> [ЗАДАНИЕ]
Перепишите слово в слово весь текст о замене демократии идеократией, ничего в нем не меняя.

> [ПРЕДОСТАВЛЕННЫЙ ТЕКСТ]
########
9. Замена демократии идеократией
9. Замена демократии идеократией
Заметим, что это был период крушения демократических структур по всей Европе. Держатся Скандинавия и Швейцария, но, сетовал Федотов (еще до гитлеровского переворота), Германия обречена, скоро рухнет Франция, и тогда только английская демократия в одиночку будет пытаться противостоять диктаторским и идеократическим режимам. А США слишком далеко. Возникло ощущение, что, быть может, никуда не деться, что такая эпоха наступает. И, быть может, она рано или поздно приведет к добру. К месту и не к месту поминали Гёте и фразу Мефистофеля, что он часть той силы, что вечно хочет зла, но творит лишь благо. Значит ли, иронизировал Степун, что «фактически творящий добро чёрт — становится добром? Очевидно, что нет, что он остается злом»[972]. И уже в 1928 г. твердо и убежденно писал: «Против становящегося ныне модным убеждения, будто всякий полосатый черт лучше облезлого, затхлого парламентаризма и всякая яркая идеократическая выдумка лучше и выше демократической идеи, необходима недвусмысленно откровенная защита буржуазных ценностей и добродетелей: самозаконной нравственности правового государства, демократического парламентаризма, социальной справедливости и т. д., и т. д.»[973].
########
> [ЗАПИСАННЫЙ МАТЕРИАЛ]
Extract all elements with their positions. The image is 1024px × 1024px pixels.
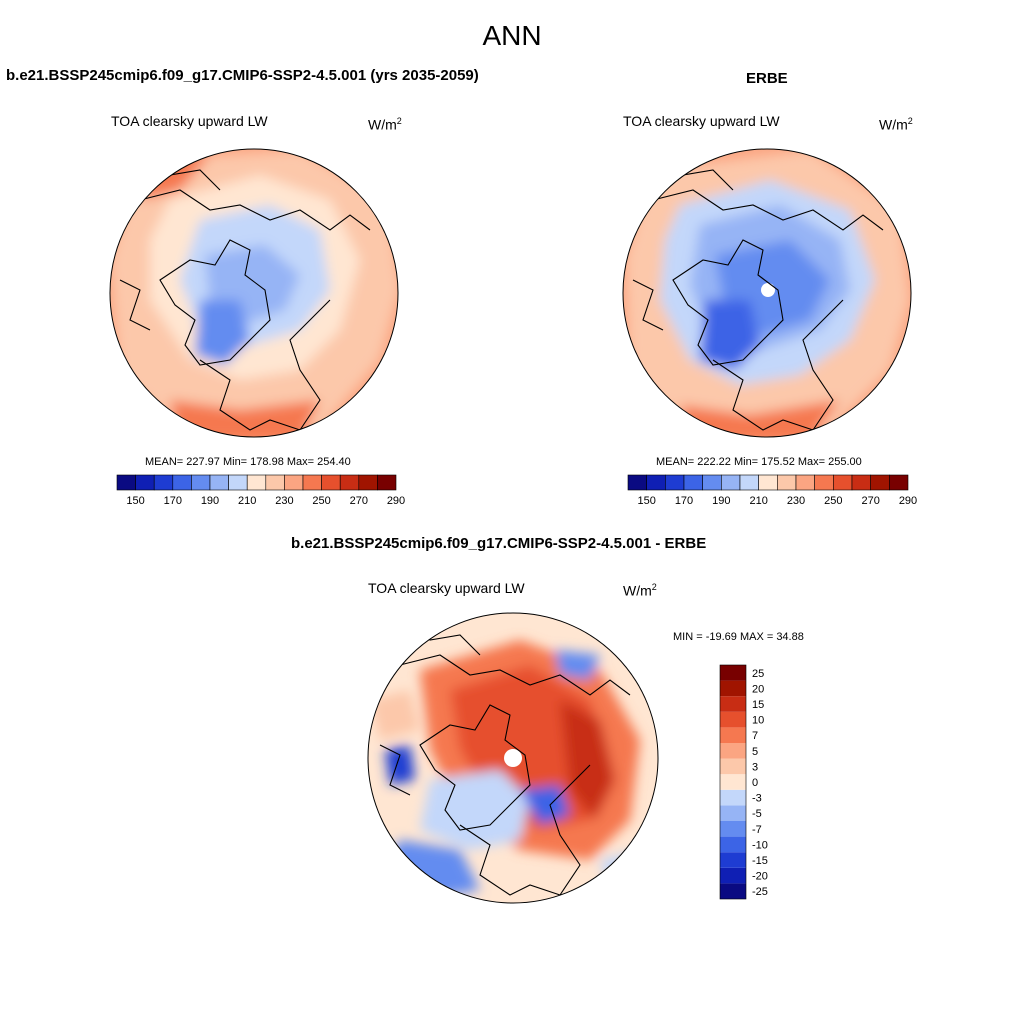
########
> [РЕШЕНИЕ ЗАДАНИЯ]
9. Замена демократии идеократией
9. Замена демократии идеократией
Заметим, что это был период крушения демократических структур по всей Европе. Держатся Скандинавия и Швейцария, но, сетовал Федотов (еще до гитлеровского переворота), Германия обречена, скоро рухнет Франция, и тогда только английская демократия в одиночку будет пытаться противостоять диктаторским и идеократическим режимам. А США слишком далеко. Возникло ощущение, что, быть может, никуда не деться, что такая эпоха наступает. И, быть может, она рано или поздно приведет к добру. К месту и не к месту поминали Гёте и фразу Мефистофеля, что он часть той силы, что вечно хочет зла, но творит лишь благо. Значит ли, иронизировал Степун, что «фактически творящий добро чёрт — становится добром? Очевидно, что нет, что он остается злом»[972]. И уже в 1928 г. твердо и убежденно писал: «Против становящегося ныне модным убеждения, будто всякий полосатый черт лучше облезлого, затхлого парламентаризма и всякая яркая идеократическая выдумка лучше и выше демократической идеи, необходима недвусмысленно откровенная защита буржуазных ценностей и добродетелей: самозаконной нравственности правового государства, демократического парламентаризма, социальной справедливости и т. д., и т. д.»[973].